--- TASK TO COMPLETE ---
Continue the forum post about pregnancy loss from where it stops.

--- SOURCE TEXT ---
/---

Hi all
Hippy i have my fingers crossed for you i think all seems very hopeful.Its not over to the fat lady sings !!! [funnily enough she was my "due date buddy"] I have a GOOD feeling XX
Italian mean to start writing but never seem to get round to it.Your losses are precious to you at which ever stage.I feel bad now i need 3 more candles please for my mmc,mc and cp.There, i ve covered all the bases but i want an extra big and sparkley candle for Georgie as for me and mine she had the biggest impact.
Hope everyones ok? Good luck for upcoming scans fluff and gum
Hi to Diege,muchlove and 40somemum Sorry if i ve missed anyone.
Bit of a rant coming up: why are people sending us xmas cards with normal xmas messages? Why don t these people think? 2 of my nicest friends have bought lovely "thinking of you at xmas " cards and written nice thoughtful messages.They are lovely but, the rest of have been written without a thought or care.Like we are going to celebrating xmas so soon after Georgie.I ve dumped them all in the kitichen at the moment they may go straight in to the bin.
On the other hand i m in awe of my body [not how it looks!!!] since Georgie i had 2 regular periods [28/29 day cycle] .Think i had annoulavary [think thats spelt wrong!!!] cycle last month but yesterday showed pos on ovulation tests so much swi now.Quite amazed after all its been through it has reverted back to "normal" very quickly.Good old Georgie XX
HiNicole333 Welcome.MMM....what can i say about this whole process!!!!Prepare yourself for a long story!!!!

\---

--- LISTED RECORDS ---
/---

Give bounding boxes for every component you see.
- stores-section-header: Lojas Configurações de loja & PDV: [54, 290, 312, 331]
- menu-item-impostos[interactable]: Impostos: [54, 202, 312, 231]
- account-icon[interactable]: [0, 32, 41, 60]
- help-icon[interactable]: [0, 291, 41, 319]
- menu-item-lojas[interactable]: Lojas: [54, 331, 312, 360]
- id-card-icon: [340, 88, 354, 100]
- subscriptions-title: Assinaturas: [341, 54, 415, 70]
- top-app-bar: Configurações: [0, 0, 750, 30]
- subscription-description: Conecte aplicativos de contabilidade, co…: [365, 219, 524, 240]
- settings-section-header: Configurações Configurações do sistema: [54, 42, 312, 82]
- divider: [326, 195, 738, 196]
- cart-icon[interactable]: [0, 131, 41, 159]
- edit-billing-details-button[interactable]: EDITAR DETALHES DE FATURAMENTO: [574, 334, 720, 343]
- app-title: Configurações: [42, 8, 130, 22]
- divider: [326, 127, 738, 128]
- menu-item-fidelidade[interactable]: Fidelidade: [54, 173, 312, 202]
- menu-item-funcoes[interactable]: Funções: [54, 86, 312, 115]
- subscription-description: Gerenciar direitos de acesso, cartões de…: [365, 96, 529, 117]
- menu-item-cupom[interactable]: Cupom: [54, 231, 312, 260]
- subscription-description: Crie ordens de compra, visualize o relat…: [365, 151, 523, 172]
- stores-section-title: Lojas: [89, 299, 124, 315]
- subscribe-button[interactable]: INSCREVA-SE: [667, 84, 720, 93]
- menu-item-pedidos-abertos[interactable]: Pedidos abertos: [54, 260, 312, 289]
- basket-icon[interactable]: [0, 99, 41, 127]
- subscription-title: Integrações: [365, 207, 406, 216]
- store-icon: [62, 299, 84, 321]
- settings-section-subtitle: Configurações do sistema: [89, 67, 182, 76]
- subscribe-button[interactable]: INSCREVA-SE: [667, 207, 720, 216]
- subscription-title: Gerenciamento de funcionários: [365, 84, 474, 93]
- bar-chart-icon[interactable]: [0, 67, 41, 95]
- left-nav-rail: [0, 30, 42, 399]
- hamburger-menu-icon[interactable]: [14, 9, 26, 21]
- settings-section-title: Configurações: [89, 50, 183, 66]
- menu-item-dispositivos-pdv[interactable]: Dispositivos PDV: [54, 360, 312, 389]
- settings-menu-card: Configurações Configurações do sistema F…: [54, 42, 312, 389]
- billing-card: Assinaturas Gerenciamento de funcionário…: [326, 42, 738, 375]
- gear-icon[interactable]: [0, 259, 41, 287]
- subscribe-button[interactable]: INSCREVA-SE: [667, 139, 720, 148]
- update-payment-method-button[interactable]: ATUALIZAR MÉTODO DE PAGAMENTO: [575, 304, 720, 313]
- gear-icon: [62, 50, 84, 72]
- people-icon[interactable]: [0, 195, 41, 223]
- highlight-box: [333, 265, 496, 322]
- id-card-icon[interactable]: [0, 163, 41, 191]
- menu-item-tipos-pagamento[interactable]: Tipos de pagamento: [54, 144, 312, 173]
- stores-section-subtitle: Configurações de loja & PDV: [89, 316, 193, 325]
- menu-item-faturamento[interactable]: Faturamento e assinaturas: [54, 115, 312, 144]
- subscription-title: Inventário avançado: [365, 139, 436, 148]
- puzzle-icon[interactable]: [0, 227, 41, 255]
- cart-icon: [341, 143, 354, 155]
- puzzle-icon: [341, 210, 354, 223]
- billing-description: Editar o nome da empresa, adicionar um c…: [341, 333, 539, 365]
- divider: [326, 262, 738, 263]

\---

--- REPLY ---
I m too 40, just, 2 weeks ago.I started ttc in Jan 08 and have since had 1 miscarriage,1 missed mis-carriage ,1 chemical pregnancy and my daughter was stillborn on 10th October this year at 41 weeks.I m not telling you all this to scare you but just to say yes, loads of women over 40 concieve with no problems whatsoever and i m now back on the ttc wagon with a vengence , i think i m telling you my story to hi light it can be hell of a journey.Its nerve wracking but exciting, i now break it down to 1 step at a time.Thats the only way i can cope as to consider the whole "thing" is too daunting and scarey.I hope you have an eaiser time than i have/are having but, i guess , in the end it all boils down to how much you want a child and sheer determination and being stubborn[which i am!!!]
This thread is lovely and incredibly supportive please don t let my story frighten you.You have to do whatever is good for you and your DH.Don t worry at this stage about giving birth as i see on my journey now AGAIN!!!! my first step is getting a bfp [big fat positive = positive pregnancy test] .Please don t be afraid to ask or rant about anything on her.